─── Information supplied

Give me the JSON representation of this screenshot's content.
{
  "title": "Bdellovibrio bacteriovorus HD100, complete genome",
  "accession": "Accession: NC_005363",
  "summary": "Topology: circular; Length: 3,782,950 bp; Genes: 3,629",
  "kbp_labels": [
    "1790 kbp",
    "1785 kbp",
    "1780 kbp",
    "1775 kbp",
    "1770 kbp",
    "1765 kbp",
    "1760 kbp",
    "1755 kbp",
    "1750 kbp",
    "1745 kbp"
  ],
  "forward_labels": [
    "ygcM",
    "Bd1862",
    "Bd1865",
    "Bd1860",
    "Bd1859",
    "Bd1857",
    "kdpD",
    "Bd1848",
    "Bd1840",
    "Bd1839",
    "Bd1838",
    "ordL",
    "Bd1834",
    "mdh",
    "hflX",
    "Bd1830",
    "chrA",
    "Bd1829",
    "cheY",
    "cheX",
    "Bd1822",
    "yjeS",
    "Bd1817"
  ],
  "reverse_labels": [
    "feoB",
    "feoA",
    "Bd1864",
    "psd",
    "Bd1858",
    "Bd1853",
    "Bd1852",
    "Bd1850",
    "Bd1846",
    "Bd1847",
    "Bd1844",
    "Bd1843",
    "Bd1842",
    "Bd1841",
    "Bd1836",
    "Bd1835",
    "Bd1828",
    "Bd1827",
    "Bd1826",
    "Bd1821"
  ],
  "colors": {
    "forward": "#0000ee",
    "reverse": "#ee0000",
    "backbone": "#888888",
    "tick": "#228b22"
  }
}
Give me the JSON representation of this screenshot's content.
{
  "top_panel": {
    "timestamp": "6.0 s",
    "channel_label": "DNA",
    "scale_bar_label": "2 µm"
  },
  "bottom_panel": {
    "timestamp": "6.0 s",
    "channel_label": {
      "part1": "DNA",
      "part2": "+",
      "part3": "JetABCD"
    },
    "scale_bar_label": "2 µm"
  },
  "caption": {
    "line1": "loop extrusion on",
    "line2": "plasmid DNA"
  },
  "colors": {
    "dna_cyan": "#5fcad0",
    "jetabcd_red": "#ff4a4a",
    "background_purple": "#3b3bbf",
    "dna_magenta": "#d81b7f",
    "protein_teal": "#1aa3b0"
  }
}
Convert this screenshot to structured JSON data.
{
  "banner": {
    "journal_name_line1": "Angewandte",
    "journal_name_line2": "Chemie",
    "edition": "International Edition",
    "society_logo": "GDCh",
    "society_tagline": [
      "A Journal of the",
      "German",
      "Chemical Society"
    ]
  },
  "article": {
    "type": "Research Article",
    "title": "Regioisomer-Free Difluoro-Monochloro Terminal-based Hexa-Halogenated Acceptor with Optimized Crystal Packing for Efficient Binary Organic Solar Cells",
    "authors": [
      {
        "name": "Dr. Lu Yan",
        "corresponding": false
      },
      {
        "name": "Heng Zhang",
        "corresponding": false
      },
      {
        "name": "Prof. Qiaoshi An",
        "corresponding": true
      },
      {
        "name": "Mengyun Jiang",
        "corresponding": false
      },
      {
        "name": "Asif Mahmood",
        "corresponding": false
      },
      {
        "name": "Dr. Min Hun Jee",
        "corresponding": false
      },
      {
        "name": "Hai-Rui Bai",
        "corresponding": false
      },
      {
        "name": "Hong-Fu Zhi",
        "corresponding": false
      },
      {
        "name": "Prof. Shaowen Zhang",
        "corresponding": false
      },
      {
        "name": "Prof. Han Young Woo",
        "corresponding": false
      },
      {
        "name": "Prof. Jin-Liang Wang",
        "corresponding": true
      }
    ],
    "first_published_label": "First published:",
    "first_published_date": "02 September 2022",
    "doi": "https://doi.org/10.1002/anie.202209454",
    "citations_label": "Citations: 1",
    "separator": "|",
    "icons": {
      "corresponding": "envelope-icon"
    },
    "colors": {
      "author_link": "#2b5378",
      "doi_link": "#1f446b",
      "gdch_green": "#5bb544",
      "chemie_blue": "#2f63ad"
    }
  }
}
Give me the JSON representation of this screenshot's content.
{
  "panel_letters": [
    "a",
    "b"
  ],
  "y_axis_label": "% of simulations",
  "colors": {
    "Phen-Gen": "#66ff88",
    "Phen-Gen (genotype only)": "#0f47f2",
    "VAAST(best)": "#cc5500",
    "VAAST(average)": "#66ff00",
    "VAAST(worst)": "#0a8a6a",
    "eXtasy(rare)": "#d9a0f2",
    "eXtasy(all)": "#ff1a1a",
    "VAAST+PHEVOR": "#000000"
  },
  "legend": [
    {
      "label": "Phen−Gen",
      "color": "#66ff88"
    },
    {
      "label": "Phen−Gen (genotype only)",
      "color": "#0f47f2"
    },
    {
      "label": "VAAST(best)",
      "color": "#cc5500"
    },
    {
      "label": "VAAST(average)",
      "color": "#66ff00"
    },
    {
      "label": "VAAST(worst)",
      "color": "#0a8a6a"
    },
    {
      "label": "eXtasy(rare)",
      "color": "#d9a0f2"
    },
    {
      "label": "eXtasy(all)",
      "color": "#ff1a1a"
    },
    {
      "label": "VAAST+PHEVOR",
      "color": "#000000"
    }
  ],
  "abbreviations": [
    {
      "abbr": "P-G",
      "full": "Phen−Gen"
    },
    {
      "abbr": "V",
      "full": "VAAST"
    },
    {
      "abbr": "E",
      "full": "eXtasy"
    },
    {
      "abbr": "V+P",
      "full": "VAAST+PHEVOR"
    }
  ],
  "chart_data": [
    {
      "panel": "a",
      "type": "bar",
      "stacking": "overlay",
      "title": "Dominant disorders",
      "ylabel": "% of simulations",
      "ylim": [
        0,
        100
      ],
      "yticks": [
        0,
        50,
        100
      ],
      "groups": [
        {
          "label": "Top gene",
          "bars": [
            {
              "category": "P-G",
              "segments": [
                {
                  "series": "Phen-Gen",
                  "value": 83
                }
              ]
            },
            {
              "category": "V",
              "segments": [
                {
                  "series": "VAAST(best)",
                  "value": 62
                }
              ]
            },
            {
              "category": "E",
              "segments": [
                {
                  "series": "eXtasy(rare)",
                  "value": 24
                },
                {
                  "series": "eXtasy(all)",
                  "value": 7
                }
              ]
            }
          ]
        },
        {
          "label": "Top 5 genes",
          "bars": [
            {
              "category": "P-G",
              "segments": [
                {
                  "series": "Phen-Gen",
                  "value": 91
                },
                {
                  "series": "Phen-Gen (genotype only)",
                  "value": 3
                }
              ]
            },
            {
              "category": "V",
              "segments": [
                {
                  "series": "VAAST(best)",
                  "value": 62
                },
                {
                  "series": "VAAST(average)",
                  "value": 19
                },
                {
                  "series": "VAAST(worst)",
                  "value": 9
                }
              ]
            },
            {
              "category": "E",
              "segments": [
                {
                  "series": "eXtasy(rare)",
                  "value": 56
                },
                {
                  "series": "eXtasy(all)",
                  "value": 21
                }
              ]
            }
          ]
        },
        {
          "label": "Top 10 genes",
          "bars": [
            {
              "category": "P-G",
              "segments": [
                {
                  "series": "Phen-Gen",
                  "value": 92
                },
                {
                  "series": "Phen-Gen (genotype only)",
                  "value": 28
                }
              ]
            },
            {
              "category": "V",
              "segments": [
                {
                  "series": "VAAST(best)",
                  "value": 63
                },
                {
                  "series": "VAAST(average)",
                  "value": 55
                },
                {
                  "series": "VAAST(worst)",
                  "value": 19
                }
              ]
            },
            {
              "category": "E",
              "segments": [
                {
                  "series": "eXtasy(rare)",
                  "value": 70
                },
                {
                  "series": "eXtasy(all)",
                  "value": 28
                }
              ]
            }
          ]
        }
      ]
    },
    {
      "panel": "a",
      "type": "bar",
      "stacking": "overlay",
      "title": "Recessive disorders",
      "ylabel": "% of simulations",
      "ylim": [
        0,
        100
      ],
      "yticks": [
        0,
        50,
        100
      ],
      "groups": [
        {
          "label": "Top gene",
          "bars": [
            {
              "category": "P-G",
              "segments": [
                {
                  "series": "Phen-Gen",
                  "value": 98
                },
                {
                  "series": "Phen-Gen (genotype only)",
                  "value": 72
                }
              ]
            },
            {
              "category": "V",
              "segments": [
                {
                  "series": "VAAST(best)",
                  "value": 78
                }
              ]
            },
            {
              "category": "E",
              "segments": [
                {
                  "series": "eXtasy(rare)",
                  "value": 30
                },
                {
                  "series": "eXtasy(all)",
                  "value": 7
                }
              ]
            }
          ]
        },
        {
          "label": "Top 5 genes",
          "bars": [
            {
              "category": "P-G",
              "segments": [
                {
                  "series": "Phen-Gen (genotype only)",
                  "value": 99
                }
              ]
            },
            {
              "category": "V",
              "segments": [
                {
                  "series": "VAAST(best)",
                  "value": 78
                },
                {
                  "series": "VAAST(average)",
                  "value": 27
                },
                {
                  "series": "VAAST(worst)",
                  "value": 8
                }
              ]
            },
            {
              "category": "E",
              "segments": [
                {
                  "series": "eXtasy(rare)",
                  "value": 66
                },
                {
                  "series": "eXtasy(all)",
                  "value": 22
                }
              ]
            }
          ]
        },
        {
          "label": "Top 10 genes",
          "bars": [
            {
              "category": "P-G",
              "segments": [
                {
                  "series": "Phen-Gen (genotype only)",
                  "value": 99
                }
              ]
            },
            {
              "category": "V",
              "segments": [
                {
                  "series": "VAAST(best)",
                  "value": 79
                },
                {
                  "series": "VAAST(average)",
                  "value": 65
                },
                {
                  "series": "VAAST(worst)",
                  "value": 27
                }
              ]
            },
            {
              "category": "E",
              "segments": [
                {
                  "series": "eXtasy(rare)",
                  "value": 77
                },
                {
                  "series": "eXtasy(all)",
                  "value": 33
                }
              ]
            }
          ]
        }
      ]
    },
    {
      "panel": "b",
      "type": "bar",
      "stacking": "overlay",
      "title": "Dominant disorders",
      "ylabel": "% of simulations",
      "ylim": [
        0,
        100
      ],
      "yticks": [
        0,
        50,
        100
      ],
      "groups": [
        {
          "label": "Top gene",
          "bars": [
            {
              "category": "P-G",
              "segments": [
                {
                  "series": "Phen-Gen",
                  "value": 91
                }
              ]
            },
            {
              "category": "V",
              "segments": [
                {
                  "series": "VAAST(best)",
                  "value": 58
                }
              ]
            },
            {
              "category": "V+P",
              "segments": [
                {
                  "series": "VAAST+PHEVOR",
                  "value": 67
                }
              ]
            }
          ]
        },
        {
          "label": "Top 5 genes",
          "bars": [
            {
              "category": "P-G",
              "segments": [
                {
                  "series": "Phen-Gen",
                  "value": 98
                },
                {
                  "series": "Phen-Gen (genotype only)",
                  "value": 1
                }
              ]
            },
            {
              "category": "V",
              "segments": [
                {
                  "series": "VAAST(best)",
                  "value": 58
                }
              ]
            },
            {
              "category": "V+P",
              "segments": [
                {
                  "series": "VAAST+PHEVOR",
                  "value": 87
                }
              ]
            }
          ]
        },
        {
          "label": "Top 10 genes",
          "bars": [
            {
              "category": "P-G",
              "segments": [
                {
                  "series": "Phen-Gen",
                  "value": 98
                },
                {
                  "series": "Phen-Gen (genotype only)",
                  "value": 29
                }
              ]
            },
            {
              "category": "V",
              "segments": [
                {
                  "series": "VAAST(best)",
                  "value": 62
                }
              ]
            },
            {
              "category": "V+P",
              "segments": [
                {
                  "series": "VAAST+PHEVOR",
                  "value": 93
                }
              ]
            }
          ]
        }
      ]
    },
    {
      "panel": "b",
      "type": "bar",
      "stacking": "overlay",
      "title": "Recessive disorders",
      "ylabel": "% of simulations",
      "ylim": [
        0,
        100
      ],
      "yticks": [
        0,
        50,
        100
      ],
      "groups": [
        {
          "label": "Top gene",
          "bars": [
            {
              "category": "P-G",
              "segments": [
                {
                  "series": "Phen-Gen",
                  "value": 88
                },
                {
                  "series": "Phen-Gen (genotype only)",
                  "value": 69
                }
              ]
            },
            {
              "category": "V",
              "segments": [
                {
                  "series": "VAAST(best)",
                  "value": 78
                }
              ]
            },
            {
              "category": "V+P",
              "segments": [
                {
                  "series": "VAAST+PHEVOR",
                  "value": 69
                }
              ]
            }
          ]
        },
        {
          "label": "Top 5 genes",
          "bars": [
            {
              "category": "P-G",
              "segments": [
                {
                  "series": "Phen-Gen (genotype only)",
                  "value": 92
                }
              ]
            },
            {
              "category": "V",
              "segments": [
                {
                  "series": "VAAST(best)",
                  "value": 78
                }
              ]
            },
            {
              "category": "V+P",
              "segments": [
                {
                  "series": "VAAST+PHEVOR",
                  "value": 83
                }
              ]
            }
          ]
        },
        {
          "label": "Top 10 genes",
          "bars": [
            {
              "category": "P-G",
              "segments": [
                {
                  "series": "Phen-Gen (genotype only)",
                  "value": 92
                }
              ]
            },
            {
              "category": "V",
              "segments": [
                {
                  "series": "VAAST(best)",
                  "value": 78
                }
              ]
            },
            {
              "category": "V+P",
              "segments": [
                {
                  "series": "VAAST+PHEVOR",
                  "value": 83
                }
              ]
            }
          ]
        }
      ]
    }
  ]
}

──────

What needs to be done: Scan the entries above for the word "Prof", then copy every line in which it occurs.

Your response:
        "name": "Prof. Qiaoshi An",
        "name": "Prof. Shaowen Zhang",
        "name": "Prof. Han Young Woo",
        "name": "Prof. Jin-Liang Wang",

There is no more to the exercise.